• STATED PROBLEM: Reproduce every line of the items below without any change, leaving out the pictures.

• DATASET RECORDS:

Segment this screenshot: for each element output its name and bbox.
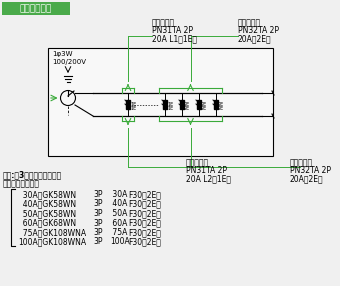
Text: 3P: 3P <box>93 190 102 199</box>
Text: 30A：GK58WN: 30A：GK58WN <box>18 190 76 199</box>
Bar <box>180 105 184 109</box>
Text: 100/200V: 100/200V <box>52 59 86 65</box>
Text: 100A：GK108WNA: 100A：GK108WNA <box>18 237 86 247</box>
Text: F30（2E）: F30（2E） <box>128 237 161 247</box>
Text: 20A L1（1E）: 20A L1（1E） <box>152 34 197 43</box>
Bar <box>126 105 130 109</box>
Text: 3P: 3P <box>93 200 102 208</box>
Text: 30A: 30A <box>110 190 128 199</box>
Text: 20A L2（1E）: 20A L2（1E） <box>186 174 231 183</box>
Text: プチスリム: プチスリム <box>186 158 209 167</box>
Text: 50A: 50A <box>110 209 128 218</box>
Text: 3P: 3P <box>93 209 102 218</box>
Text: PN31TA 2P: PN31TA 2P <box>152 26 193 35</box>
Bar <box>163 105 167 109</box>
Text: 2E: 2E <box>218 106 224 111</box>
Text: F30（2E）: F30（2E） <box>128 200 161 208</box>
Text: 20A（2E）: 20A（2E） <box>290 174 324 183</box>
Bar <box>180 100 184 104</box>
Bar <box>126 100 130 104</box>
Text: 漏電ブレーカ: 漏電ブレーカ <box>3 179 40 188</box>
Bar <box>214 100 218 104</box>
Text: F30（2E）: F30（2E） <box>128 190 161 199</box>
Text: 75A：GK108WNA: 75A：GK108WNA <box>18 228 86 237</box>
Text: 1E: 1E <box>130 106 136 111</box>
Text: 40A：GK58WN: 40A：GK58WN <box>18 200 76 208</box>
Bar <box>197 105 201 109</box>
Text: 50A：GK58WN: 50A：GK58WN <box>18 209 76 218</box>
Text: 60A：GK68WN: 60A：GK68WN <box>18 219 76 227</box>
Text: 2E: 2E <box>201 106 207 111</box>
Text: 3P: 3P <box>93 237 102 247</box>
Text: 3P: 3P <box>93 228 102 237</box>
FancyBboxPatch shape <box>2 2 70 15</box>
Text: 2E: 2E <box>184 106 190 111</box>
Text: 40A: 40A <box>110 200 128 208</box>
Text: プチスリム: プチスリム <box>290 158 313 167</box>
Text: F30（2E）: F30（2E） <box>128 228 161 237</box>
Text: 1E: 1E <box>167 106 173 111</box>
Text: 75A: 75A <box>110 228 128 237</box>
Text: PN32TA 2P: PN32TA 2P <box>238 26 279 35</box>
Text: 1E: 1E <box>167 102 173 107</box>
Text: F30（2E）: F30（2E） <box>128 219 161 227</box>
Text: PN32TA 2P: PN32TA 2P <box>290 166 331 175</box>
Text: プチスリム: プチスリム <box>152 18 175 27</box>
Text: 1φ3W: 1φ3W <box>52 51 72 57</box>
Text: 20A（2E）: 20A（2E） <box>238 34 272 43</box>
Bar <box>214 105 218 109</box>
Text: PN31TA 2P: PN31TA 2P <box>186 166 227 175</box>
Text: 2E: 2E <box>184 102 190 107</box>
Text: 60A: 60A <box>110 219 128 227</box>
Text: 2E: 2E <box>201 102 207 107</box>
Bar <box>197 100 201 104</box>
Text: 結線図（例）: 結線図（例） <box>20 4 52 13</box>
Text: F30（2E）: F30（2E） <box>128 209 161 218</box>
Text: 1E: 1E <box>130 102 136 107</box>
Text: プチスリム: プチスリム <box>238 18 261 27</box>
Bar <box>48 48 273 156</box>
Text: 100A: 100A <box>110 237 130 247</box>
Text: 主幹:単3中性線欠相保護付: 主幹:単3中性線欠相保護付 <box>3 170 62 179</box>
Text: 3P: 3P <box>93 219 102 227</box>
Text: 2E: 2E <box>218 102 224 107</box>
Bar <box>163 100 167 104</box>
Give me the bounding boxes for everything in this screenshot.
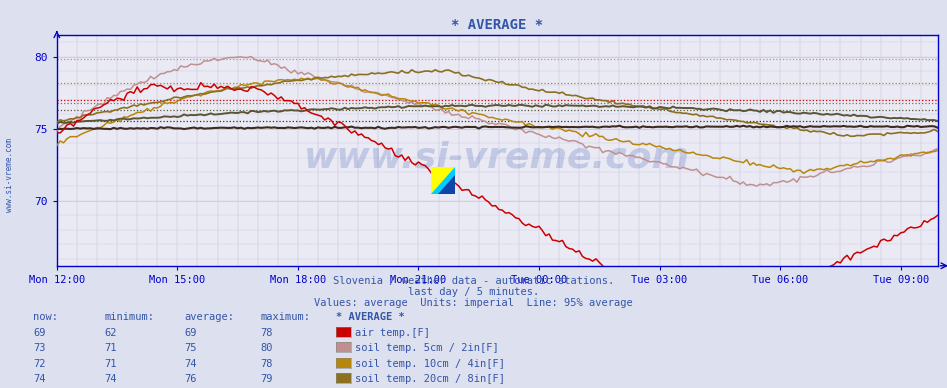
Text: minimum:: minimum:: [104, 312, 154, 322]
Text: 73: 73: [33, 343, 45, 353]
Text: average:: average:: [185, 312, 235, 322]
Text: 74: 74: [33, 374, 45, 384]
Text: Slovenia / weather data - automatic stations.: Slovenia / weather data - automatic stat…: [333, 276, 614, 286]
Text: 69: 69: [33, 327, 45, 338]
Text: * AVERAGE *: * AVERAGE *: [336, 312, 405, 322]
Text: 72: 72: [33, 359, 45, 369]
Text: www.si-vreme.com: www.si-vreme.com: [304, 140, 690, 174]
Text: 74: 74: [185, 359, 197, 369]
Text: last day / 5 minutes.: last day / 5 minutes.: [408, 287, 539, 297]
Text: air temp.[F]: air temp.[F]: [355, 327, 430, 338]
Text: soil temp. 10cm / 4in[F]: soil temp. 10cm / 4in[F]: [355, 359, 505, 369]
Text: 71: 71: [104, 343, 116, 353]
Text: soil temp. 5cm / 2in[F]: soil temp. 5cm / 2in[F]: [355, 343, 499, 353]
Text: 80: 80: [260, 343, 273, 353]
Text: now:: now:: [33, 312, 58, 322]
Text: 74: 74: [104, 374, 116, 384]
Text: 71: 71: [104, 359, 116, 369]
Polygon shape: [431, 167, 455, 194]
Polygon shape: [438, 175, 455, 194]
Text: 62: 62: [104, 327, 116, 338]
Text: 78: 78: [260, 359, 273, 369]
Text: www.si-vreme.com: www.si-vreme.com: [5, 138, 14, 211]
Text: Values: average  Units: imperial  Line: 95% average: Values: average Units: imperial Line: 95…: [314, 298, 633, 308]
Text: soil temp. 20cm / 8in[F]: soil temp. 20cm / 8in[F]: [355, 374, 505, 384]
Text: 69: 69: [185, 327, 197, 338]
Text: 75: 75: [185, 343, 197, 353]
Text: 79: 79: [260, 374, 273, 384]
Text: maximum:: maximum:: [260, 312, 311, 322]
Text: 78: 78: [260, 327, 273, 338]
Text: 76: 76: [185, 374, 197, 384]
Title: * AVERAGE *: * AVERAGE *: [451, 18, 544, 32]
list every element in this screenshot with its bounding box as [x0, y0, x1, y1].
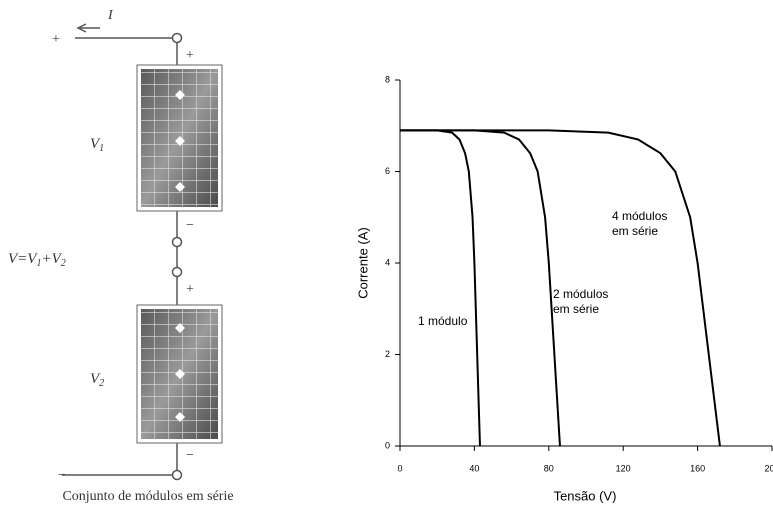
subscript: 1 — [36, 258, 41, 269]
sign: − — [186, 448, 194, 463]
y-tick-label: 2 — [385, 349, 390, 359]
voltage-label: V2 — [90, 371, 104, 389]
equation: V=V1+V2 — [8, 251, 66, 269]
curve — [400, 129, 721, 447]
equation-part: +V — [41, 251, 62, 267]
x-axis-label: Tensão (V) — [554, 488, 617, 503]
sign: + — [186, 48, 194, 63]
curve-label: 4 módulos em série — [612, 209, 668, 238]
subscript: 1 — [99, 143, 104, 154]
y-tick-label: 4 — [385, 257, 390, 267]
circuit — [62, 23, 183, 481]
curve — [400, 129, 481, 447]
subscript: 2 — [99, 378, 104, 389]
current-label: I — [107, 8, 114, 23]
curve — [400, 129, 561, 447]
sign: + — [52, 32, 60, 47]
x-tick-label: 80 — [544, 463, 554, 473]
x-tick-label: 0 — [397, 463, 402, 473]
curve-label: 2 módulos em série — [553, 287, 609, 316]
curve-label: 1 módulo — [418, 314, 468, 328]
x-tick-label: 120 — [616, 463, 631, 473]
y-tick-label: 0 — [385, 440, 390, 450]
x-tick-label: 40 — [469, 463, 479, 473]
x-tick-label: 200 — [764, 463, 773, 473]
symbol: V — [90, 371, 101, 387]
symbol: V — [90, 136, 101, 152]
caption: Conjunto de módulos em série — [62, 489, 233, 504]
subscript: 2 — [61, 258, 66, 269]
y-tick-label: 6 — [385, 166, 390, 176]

• TASK RESULT:
Segment this screenshot: for each element output its name and bbox.
Text: 3P: 3P <box>93 190 102 199</box>
Text: 30A：GK58WN: 30A：GK58WN <box>18 190 76 199</box>
Bar <box>180 105 184 109</box>
Text: 100/200V: 100/200V <box>52 59 86 65</box>
Text: 100A：GK108WNA: 100A：GK108WNA <box>18 237 86 247</box>
Text: F30（2E）: F30（2E） <box>128 237 161 247</box>
Text: 20A L1（1E）: 20A L1（1E） <box>152 34 197 43</box>
Bar <box>126 105 130 109</box>
Text: 3P: 3P <box>93 200 102 208</box>
Text: 30A: 30A <box>110 190 128 199</box>
Text: 20A L2（1E）: 20A L2（1E） <box>186 174 231 183</box>
Text: プチスリム: プチスリム <box>186 158 209 167</box>
Text: 50A: 50A <box>110 209 128 218</box>
Text: 3P: 3P <box>93 209 102 218</box>
Text: PN31TA 2P: PN31TA 2P <box>152 26 193 35</box>
Bar <box>163 105 167 109</box>
Text: 2E: 2E <box>218 106 224 111</box>
Text: F30（2E）: F30（2E） <box>128 200 161 208</box>
Text: 20A（2E）: 20A（2E） <box>290 174 324 183</box>
Bar <box>180 100 184 104</box>
Bar <box>126 100 130 104</box>
Text: 漏電ブレーカ: 漏電ブレーカ <box>3 179 40 188</box>
Bar <box>214 100 218 104</box>
Text: F30（2E）: F30（2E） <box>128 190 161 199</box>
Text: 75A：GK108WNA: 75A：GK108WNA <box>18 228 86 237</box>
Text: 1E: 1E <box>130 106 136 111</box>
Text: 40A：GK58WN: 40A：GK58WN <box>18 200 76 208</box>
Bar <box>197 105 201 109</box>
Text: 50A：GK58WN: 50A：GK58WN <box>18 209 76 218</box>
Text: 60A：GK68WN: 60A：GK68WN <box>18 219 76 227</box>
Text: 2E: 2E <box>201 106 207 111</box>
Text: 3P: 3P <box>93 237 102 247</box>
Text: 3P: 3P <box>93 228 102 237</box>
FancyBboxPatch shape <box>2 2 70 15</box>
Text: 2E: 2E <box>184 106 190 111</box>
Text: 40A: 40A <box>110 200 128 208</box>
Text: プチスリム: プチスリム <box>290 158 313 167</box>
Text: F30（2E）: F30（2E） <box>128 228 161 237</box>
Text: 1E: 1E <box>167 106 173 111</box>
Text: 75A: 75A <box>110 228 128 237</box>
Text: PN32TA 2P: PN32TA 2P <box>238 26 279 35</box>
Text: 1E: 1E <box>167 102 173 107</box>
Text: F30（2E）: F30（2E） <box>128 219 161 227</box>
Text: PN32TA 2P: PN32TA 2P <box>290 166 331 175</box>
Text: プチスリム: プチスリム <box>152 18 175 27</box>
Text: 1φ3W: 1φ3W <box>52 51 72 57</box>
Text: 20A（2E）: 20A（2E） <box>238 34 272 43</box>
Bar <box>214 105 218 109</box>
Text: PN31TA 2P: PN31TA 2P <box>186 166 227 175</box>
Text: 2E: 2E <box>184 102 190 107</box>
Text: 60A: 60A <box>110 219 128 227</box>
Text: 2E: 2E <box>201 102 207 107</box>
Bar <box>197 100 201 104</box>
Text: 結線図（例）: 結線図（例） <box>20 4 52 13</box>
Text: F30（2E）: F30（2E） <box>128 209 161 218</box>
Text: 1E: 1E <box>130 102 136 107</box>
Text: プチスリム: プチスリム <box>238 18 261 27</box>
Bar <box>48 48 273 156</box>
Text: 100A: 100A <box>110 237 130 247</box>
Text: 主幹:単3中性線欠相保護付: 主幹:単3中性線欠相保護付 <box>3 170 62 179</box>
Text: 3P: 3P <box>93 219 102 227</box>
Text: 2E: 2E <box>218 102 224 107</box>
Bar <box>163 100 167 104</box>
Give me the bounding boxes for everything in this screenshot.
Text: minimum:: minimum:: [104, 312, 154, 322]
Text: 73: 73: [33, 343, 45, 353]
Text: average:: average:: [185, 312, 235, 322]
Text: 74: 74: [33, 374, 45, 384]
Text: Slovenia / weather data - automatic stations.: Slovenia / weather data - automatic stat…: [333, 276, 614, 286]
Text: 69: 69: [33, 327, 45, 338]
Text: * AVERAGE *: * AVERAGE *: [336, 312, 405, 322]
Text: 72: 72: [33, 359, 45, 369]
Text: www.si-vreme.com: www.si-vreme.com: [304, 140, 690, 174]
Text: 74: 74: [185, 359, 197, 369]
Text: last day / 5 minutes.: last day / 5 minutes.: [408, 287, 539, 297]
Text: air temp.[F]: air temp.[F]: [355, 327, 430, 338]
Text: soil temp. 10cm / 4in[F]: soil temp. 10cm / 4in[F]: [355, 359, 505, 369]
Text: 71: 71: [104, 343, 116, 353]
Text: soil temp. 5cm / 2in[F]: soil temp. 5cm / 2in[F]: [355, 343, 499, 353]
Text: 80: 80: [260, 343, 273, 353]
Text: now:: now:: [33, 312, 58, 322]
Text: 74: 74: [104, 374, 116, 384]
Text: 71: 71: [104, 359, 116, 369]
Polygon shape: [431, 167, 455, 194]
Polygon shape: [438, 175, 455, 194]
Text: 62: 62: [104, 327, 116, 338]
Text: 78: 78: [260, 359, 273, 369]
Text: www.si-vreme.com: www.si-vreme.com: [5, 138, 14, 211]
Text: Values: average  Units: imperial  Line: 95% average: Values: average Units: imperial Line: 95…: [314, 298, 633, 308]
Text: soil temp. 20cm / 8in[F]: soil temp. 20cm / 8in[F]: [355, 374, 505, 384]
Text: 69: 69: [185, 327, 197, 338]
Text: 75: 75: [185, 343, 197, 353]
Text: 79: 79: [260, 374, 273, 384]
Text: maximum:: maximum:: [260, 312, 311, 322]
Text: 78: 78: [260, 327, 273, 338]
Text: 76: 76: [185, 374, 197, 384]
Title: * AVERAGE *: * AVERAGE *: [451, 18, 544, 32]
list every element in this screenshot with its bounding box as [x0, y0, x1, y1].
subscript: 1 — [36, 258, 41, 269]
sign: − — [186, 448, 194, 463]
y-tick-label: 2 — [385, 349, 390, 359]
voltage-label: V2 — [90, 371, 104, 389]
equation: V=V1+V2 — [8, 251, 66, 269]
curve — [400, 129, 721, 447]
equation-part: +V — [41, 251, 62, 267]
x-axis-label: Tensão (V) — [554, 488, 617, 503]
sign: + — [186, 48, 194, 63]
curve-label: 4 módulos em série — [612, 209, 668, 238]
subscript: 1 — [99, 143, 104, 154]
y-tick-label: 4 — [385, 257, 390, 267]
circuit — [62, 23, 183, 481]
curve — [400, 129, 481, 447]
subscript: 2 — [99, 378, 104, 389]
current-label: I — [107, 8, 114, 23]
curve — [400, 129, 561, 447]
sign: + — [52, 32, 60, 47]
x-tick-label: 80 — [544, 463, 554, 473]
x-tick-label: 0 — [397, 463, 402, 473]
curve-label: 2 módulos em série — [553, 287, 609, 316]
curve-label: 1 módulo — [418, 314, 468, 328]
x-tick-label: 120 — [616, 463, 631, 473]
y-tick-label: 0 — [385, 440, 390, 450]
x-tick-label: 40 — [469, 463, 479, 473]
x-tick-label: 200 — [764, 463, 773, 473]
symbol: V — [90, 371, 101, 387]
symbol: V — [90, 136, 101, 152]
caption: Conjunto de módulos em série — [62, 489, 233, 504]
subscript: 2 — [61, 258, 66, 269]
y-tick-label: 6 — [385, 166, 390, 176]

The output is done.